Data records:
┄┄┄┄┄┄┄┄┄┄

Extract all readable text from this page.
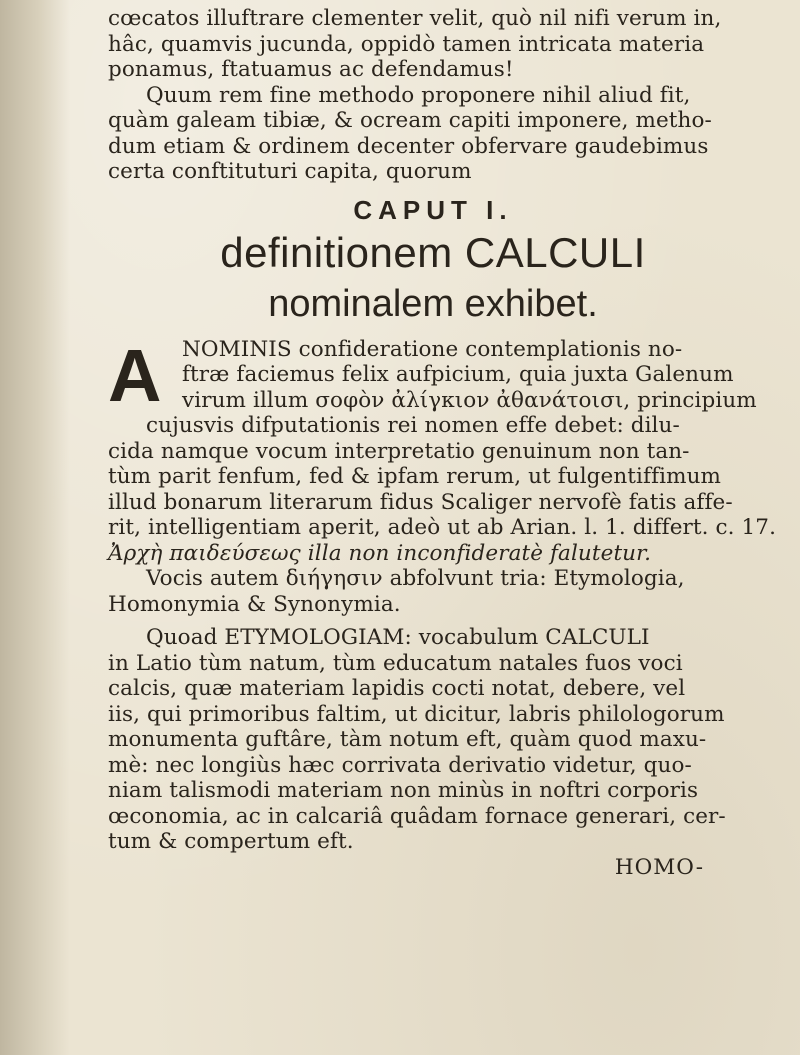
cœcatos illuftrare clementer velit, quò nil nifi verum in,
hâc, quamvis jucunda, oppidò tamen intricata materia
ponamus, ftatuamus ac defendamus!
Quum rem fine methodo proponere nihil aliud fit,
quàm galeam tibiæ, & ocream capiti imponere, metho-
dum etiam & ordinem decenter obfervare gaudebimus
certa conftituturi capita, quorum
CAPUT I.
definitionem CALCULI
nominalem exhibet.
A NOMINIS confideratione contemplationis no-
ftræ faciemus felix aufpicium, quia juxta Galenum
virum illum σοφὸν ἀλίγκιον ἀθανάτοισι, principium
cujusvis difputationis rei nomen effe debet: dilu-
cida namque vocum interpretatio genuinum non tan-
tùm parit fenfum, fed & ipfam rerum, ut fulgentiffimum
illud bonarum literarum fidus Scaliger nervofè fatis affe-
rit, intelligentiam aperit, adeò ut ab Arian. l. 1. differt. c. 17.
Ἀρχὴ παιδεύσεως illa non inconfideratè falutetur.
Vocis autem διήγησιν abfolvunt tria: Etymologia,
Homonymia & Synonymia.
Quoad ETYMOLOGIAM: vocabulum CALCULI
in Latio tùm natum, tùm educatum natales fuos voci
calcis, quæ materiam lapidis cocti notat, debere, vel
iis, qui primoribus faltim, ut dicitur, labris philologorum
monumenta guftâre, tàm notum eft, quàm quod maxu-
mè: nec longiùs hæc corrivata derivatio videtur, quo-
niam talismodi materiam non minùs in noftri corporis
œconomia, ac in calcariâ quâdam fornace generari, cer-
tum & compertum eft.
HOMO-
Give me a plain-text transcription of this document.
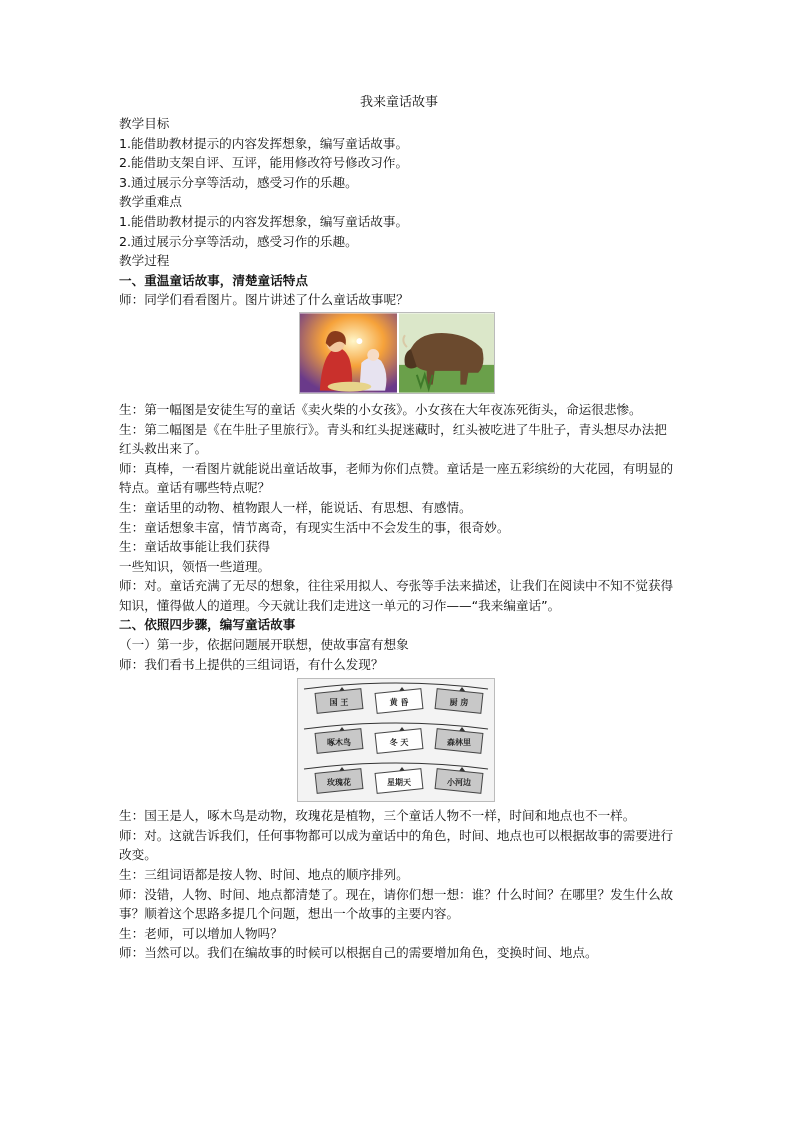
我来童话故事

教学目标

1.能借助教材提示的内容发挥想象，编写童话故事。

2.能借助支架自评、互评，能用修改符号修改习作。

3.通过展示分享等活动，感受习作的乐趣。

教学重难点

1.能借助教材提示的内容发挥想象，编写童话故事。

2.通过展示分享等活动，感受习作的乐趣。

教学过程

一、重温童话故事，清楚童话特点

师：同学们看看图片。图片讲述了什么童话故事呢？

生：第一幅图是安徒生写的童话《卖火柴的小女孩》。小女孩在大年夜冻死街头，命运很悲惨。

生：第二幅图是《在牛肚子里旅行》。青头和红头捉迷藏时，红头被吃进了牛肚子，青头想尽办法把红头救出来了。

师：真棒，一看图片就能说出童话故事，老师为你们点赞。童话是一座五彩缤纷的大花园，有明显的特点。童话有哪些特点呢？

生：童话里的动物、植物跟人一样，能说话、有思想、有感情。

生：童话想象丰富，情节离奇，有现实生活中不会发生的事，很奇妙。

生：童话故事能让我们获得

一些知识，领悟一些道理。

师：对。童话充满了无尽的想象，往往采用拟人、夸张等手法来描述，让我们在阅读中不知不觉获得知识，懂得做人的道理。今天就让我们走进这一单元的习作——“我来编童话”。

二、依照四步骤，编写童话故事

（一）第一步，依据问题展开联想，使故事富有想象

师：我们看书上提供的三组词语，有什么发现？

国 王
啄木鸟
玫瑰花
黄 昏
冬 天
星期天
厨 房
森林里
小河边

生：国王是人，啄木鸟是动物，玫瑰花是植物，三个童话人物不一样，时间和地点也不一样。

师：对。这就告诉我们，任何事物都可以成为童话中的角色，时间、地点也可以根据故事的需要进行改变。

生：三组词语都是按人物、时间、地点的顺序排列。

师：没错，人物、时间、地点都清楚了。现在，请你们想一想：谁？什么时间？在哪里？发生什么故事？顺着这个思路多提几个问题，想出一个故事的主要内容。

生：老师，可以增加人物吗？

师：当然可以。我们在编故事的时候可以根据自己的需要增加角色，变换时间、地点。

┄┄┄┄┄┄┄┄┄┄

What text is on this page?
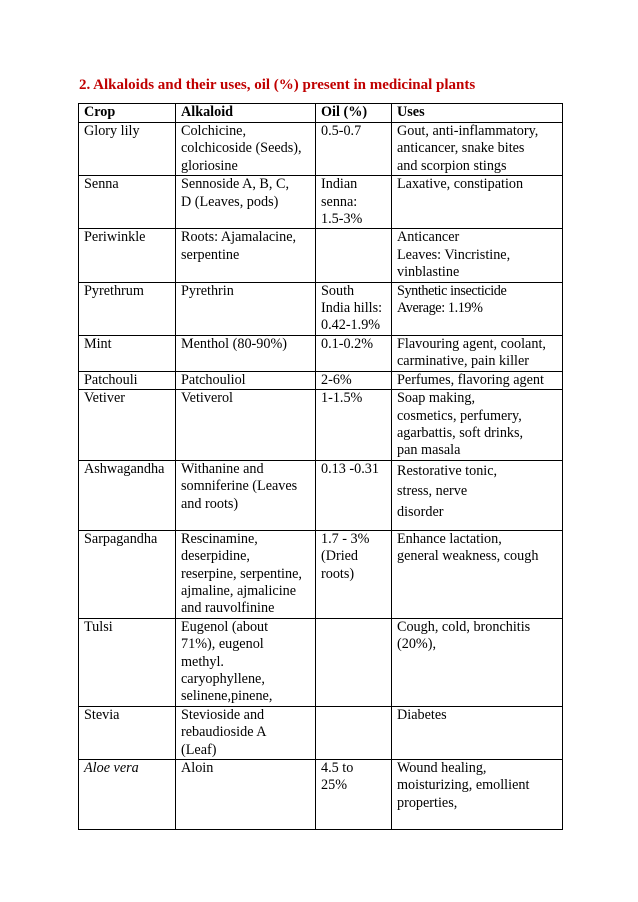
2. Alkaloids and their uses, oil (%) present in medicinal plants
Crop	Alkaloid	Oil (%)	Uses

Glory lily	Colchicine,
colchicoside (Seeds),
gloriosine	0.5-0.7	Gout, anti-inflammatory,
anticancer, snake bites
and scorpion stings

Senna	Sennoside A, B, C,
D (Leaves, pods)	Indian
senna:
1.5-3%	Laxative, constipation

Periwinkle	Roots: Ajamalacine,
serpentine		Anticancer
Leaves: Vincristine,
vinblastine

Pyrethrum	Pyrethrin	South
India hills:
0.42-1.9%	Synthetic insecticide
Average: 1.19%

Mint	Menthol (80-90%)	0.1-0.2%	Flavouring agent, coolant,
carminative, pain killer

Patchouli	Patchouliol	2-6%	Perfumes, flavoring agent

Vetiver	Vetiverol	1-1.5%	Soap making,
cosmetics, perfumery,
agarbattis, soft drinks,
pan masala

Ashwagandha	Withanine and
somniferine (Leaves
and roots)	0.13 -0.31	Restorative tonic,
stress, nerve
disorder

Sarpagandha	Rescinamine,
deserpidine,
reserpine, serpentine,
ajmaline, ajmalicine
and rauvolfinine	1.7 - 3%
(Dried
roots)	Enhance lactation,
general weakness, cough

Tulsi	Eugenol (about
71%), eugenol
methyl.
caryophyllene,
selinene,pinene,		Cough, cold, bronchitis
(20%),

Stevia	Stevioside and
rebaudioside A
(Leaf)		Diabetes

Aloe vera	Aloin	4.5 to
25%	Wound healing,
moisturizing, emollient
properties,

┄┄┄┄┄┄┄┄┄┄

DIRECTIONS FOR THIS TASK:
Collect every line from the records above that contains the word "serpentine".

THE RESULT:
serpentine		Anticancer
reserpine, serpentine,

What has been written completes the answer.